(Brano scelto):
______________________________

Oggi ho scelto una canzone di Tiziano Ferro, un cantante che – senza nulla toglierli – di certo non rientra tra i miei preferiti; ma scrivendo articoli, recensioni e quant’altro ho imparato che non sempre si deve parlare di ciò che piace. Così ho voluto, ancora una volta, fare una prova: ho preso una sua canzone, quella che credo sia tra le più amate dai suoi fan, e ho deciso di ascoltarla con la massima attenzione, per poi recensirla. Naturalmente, sto parlando di una delle sue canzoni più famose: Ti scatterò una foto.
Mentirei, se dicessi di non averla mai sentita prima perché mi è capitato di “incontrarla” alla radio o in televisione – visto lo strepitoso successo che l’ha travolta in breve tempo- ma solo ora l’ascolto con la dovizia di chi deve parlarne. La canzone ha un incipit pacato che subito dopo si intensifica in un crescendo forte e penetrante, ma mantiene sempre il tono malinconico e triste, a tratti straziante, per una sofferenza intima tra due persone che, forse, sono legate o erano legate, da un sentimento importante. Ma si sa, la perdita di un sentimento – almeno questo sembra il tema centrale della canzone – non può non essere angosciante, e in questo senso il testo, così come la musica e la voce di Tiziano Ferro, vi riescono benissimo.
Da non dimenticare che il video della canzone contiene anche scene del famosissimo film “Ho voglia di te” con Riccardo Scamarcio e Laura Chiatti, dato che ne è la colonna sonora, e quindi un insieme – quello del film e la canzone – dal risultato notevolmente romantico, che proprio per questo, probabilmente, ne ha permesso il successo tra i tanti adolescenti.

______________________________

(Dati forniti):
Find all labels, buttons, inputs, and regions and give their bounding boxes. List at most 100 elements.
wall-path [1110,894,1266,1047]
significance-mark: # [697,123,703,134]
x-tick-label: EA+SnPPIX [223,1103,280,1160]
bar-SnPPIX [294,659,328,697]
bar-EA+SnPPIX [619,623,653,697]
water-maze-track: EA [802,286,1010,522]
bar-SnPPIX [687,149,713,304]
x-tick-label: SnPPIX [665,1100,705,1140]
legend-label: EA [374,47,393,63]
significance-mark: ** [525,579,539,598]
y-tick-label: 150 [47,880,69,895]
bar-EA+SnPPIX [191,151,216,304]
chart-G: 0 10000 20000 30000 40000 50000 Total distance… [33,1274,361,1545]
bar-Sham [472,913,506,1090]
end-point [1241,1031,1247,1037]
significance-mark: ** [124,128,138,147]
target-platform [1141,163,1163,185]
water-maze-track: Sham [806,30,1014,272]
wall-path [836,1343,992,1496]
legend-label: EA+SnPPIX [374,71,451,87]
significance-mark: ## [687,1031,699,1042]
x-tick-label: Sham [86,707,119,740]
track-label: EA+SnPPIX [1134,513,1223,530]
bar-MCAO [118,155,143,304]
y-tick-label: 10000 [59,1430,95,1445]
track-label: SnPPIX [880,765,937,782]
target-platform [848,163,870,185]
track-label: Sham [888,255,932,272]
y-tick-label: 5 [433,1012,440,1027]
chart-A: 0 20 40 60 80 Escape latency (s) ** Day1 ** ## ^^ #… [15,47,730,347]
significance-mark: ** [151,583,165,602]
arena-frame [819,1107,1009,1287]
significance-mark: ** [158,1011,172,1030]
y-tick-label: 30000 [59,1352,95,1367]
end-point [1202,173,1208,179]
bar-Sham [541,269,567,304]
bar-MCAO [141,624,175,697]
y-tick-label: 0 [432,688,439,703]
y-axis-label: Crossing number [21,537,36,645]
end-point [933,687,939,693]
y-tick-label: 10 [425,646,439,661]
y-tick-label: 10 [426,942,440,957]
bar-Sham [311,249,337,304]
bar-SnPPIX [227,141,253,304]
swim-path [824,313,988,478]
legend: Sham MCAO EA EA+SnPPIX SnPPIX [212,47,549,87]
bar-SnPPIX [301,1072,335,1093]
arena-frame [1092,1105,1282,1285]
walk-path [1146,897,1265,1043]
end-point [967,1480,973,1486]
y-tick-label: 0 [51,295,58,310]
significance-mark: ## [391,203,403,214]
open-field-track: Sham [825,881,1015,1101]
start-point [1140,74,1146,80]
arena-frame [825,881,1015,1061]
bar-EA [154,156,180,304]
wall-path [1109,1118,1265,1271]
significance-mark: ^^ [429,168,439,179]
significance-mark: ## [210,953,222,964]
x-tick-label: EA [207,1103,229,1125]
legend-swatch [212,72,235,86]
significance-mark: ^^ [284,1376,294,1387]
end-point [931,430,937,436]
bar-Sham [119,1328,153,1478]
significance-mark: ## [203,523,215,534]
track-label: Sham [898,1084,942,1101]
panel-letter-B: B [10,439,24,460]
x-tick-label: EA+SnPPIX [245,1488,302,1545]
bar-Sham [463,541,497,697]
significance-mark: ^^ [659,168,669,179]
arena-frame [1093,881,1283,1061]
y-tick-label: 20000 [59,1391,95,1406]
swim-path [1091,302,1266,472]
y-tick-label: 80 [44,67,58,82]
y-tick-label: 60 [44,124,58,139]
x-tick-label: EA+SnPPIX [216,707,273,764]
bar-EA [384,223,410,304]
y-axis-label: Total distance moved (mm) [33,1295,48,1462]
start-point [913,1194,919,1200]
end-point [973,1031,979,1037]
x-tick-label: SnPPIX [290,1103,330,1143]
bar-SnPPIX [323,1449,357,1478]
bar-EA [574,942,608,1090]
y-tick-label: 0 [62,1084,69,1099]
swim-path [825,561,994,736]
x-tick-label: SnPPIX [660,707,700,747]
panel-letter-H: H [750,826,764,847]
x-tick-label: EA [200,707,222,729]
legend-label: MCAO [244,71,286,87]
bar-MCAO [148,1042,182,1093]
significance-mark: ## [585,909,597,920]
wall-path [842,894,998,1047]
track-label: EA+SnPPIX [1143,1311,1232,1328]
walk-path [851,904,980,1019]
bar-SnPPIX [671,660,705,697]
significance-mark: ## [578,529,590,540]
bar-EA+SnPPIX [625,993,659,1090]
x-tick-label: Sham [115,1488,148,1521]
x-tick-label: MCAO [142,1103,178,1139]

______________________________

(Esercizio): Secondo la recensione di "Ti scatterò una foto", di quale film la canzone è la colonna sonora?

(Soluzione scritta): Del film "Ho voglia di te".